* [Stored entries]
* START *
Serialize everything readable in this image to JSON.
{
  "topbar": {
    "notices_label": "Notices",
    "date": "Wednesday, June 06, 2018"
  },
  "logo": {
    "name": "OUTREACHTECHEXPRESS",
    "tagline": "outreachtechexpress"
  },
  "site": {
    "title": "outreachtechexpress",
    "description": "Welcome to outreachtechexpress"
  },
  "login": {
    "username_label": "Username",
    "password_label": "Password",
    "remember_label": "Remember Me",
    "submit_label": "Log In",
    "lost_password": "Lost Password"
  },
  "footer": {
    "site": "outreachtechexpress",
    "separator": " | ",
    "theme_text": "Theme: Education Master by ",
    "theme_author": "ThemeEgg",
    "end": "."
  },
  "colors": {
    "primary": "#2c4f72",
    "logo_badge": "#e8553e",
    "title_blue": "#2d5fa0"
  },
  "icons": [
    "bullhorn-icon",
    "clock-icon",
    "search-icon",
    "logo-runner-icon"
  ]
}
* END *
* [Written task]
Copy each record from above without leaving any out.

* [Result below]
Serialize everything readable in this image to JSON.
{
  "topbar": {
    "notices_label": "Notices",
    "date": "Wednesday, June 06, 2018"
  },
  "logo": {
    "name": "OUTREACHTECHEXPRESS",
    "tagline": "outreachtechexpress"
  },
  "site": {
    "title": "outreachtechexpress",
    "description": "Welcome to outreachtechexpress"
  },
  "login": {
    "username_label": "Username",
    "password_label": "Password",
    "remember_label": "Remember Me",
    "submit_label": "Log In",
    "lost_password": "Lost Password"
  },
  "footer": {
    "site": "outreachtechexpress",
    "separator": " | ",
    "theme_text": "Theme: Education Master by ",
    "theme_author": "ThemeEgg",
    "end": "."
  },
  "colors": {
    "primary": "#2c4f72",
    "logo_badge": "#e8553e",
    "title_blue": "#2d5fa0"
  },
  "icons": [
    "bullhorn-icon",
    "clock-icon",
    "search-icon",
    "logo-runner-icon"
  ]
}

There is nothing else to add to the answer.